→ Provided passage
The point is, I got home with this new treasure and set about “playing” it. Boy, was I not prepared for the story contained in that slim, blue jacketed booklet. The story of Blade of Vengeance is, as I would later discover, a mis-mash of various other stories. In it, your character (an Elf, which I’d never “played” before) is an estranged member of his race, having left home years ago to pursue a life of adventure. Now you have returned with your trusty warhorse and a pair of wolves who obeyed your every command. BAD ASS! Your homecoming is ruined, however, when you see smoke coming from the forest – your village is ablaze! In the distance, winging away through soot filled skies, is the architect of your family’s destruction; a huge red dragon!
I was totally hooked. A dragon kills your people? You vow revenge? Wow, awesome! Your character then heads to
Gandalf a wise old Druid’s home, and he tells you how you can kill the dragon by following in the footsteps of an ancient elven hero and reclaiming his sword, which legend held could slay dragons with a single stroke. You set about doing just that, eventually having a trippy dream journey to the moon where you meet the ancient hero and find out you’re his reincarnation, and you recover the sword, which is intelligent and will talk to you! Did I say AWESOME? Because this is the definition of awesome. You return to earth and sneak your way to the dragon’s lair, where the dragon has massed an army of hobgoblins and orcs. Why? To kick ass! You find a hidden path all Hobbit style that leads you to the dragon’s lair. There you encounter her hatchlings, which you dispatch posthaste, and then it’s a battle to the death with the dragon. Oh, and you also get this special circlet from the ancient hero that protects you from dragon fire, natch, and so you are able to basically waltz right up to her and stone cold execute her ass. Then you can pretend to be the dragon and disband the army out front…or use the wand of fireballs in the dragon’s horde to rain down death.

→ Raw data
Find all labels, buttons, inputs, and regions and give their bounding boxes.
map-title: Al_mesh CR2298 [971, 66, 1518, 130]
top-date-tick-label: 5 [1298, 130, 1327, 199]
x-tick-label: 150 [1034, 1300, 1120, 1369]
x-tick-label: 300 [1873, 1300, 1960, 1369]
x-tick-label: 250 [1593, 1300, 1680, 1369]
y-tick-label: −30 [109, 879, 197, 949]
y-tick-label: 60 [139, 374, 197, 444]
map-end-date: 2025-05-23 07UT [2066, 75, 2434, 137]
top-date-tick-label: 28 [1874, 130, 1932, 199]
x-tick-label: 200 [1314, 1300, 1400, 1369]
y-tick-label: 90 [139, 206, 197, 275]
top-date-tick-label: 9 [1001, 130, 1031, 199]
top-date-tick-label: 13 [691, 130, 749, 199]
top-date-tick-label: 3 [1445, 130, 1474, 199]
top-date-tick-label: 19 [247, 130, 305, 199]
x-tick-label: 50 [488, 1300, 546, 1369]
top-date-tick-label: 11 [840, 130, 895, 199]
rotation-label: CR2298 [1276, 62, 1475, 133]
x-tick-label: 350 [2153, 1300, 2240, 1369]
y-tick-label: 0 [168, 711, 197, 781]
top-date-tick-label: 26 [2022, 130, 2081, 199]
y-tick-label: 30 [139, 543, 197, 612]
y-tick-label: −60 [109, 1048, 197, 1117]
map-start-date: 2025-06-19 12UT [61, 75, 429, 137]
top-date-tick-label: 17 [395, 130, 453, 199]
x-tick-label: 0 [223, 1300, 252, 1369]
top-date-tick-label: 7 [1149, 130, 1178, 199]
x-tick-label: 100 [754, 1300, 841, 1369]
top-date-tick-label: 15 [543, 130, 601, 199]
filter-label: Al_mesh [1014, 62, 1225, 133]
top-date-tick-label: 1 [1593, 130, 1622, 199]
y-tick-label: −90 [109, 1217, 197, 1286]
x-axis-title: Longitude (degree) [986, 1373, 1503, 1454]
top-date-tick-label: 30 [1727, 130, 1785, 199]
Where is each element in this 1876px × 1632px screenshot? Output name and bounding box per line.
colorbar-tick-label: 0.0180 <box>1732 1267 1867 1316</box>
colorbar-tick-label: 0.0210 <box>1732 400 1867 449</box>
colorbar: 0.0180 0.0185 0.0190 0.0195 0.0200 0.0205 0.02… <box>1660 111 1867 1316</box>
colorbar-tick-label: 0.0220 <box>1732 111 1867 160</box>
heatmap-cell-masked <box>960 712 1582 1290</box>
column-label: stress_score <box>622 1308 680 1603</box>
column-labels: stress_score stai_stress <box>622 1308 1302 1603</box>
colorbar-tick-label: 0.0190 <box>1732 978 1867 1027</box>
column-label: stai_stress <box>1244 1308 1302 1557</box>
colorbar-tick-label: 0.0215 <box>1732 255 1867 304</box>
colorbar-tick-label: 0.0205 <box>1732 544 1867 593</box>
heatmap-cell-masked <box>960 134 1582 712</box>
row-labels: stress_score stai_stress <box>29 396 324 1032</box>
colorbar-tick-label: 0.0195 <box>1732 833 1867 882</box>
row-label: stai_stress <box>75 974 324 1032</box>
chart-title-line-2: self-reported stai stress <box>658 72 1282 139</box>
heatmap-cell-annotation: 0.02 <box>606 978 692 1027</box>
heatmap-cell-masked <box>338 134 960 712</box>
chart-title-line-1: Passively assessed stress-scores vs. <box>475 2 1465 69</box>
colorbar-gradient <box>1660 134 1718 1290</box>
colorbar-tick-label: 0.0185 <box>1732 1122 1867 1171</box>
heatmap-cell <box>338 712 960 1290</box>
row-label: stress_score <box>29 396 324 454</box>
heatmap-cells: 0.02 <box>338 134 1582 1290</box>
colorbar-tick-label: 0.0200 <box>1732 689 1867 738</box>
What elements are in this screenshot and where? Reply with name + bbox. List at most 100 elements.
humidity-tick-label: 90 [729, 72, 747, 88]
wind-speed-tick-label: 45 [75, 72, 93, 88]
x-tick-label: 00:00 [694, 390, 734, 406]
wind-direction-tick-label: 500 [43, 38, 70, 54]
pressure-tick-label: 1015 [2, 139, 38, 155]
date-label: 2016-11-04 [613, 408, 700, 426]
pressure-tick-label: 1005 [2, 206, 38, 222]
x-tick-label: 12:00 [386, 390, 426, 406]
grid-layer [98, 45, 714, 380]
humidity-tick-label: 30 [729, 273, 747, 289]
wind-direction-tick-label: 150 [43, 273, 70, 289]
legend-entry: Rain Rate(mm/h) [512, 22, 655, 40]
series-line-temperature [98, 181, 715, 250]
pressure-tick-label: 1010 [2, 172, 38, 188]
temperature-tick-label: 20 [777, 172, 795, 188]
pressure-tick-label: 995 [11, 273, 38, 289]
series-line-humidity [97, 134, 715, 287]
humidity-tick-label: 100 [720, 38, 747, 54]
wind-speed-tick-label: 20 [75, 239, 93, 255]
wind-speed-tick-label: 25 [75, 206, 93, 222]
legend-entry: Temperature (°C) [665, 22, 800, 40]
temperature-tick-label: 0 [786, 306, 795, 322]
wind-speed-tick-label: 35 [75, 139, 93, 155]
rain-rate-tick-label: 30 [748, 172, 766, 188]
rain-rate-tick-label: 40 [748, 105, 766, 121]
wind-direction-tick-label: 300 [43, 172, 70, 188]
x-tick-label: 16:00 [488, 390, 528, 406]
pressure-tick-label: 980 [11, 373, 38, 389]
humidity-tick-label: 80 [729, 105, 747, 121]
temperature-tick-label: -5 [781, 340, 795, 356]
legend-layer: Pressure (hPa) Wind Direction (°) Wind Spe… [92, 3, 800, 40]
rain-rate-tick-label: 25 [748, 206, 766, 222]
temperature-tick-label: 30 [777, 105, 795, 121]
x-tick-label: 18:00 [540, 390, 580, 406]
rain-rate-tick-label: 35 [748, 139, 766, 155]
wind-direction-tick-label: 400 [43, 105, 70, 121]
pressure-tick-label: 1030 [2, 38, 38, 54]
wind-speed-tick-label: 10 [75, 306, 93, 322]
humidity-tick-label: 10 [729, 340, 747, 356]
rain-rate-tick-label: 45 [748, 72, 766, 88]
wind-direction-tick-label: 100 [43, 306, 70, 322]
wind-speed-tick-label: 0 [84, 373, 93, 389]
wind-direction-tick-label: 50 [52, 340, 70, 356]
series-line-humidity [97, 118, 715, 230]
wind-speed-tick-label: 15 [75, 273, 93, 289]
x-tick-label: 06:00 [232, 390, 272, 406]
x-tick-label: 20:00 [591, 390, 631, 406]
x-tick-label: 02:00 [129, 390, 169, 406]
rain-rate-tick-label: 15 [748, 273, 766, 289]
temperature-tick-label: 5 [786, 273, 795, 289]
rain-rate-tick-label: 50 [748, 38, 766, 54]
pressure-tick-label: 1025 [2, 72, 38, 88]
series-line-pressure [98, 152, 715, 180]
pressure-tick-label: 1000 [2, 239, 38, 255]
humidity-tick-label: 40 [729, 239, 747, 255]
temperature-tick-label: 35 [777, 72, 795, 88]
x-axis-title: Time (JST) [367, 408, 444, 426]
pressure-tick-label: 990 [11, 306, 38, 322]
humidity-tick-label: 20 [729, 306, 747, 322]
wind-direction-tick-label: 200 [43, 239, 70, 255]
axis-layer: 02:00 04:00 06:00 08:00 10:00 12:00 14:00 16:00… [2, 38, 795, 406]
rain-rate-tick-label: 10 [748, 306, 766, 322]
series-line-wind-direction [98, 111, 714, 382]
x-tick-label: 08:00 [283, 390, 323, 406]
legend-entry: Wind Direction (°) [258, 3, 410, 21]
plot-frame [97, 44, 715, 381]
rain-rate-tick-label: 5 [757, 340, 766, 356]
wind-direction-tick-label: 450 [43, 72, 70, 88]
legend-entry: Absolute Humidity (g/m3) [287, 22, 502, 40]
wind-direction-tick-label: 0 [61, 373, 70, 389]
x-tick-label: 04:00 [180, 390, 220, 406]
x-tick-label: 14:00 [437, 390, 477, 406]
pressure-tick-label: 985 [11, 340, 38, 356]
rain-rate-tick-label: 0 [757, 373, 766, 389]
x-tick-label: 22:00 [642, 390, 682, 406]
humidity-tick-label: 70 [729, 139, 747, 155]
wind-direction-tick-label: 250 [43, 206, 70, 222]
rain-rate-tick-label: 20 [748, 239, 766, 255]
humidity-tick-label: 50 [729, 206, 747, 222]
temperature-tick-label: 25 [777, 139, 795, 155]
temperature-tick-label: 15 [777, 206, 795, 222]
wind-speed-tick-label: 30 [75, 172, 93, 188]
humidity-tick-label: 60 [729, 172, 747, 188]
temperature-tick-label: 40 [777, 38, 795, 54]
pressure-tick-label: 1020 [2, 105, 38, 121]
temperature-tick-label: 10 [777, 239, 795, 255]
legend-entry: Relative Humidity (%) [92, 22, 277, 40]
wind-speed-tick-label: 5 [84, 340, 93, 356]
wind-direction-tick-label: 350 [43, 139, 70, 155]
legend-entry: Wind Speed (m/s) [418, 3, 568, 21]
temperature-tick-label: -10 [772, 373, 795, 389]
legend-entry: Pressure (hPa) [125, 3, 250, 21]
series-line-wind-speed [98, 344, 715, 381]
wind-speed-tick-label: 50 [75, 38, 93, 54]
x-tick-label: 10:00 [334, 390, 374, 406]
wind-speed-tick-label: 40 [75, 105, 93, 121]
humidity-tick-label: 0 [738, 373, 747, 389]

→ Instructions
1 – According to the Blade of Vengeance passage, why is the character able to walk right up to the dragon and kill her? Explain in one to three sentences.
2 – Answer these questions from the Blade of Vengeance passage:
(a) What race is the player's character?
(b) Which animals accompany the character on the return home?
(c) Where does the character meet the ancient elven hero?
3 – Write the next part of the Blade of Vengeance passage, picking up after its final sentence.

→ Your responses
1 – The character receives a special circlet from the ancient hero that protects against dragon fire. This protection lets the character basically waltz right up to the dragon and execute her.

2 –
(a) An Elf.
(b) A trusty warhorse and a pair of wolves.
(c) On the moon, during a dream journey.

3 –
Whew…man, what an adventure! And at the end you have the sword, your war wolves, the horse, and you’ve avenged your people! Goddamn! I loved that adventure so much. It came to live inside the Expert box, a permanent part of my collection. I had it for a number of years, even into my college years. It came with me when I went to school. I had it after I dropped out, and I am pretty sure I had it until about ten years ago and then I lost it. I don’t know where I put it, but I’m sure in my multiple moves since then it ended up in some trash pile, but man do I miss it. Maybe someday I’ll eBay a copy of it and have it back, but maybe it’s better to let the magic remain in my memories only.
Sometimes it’s better to let your twelve year old memories be the reality and let reality itself take a rain check. This is probably one of those times. Maybe that’s true of a lot of things.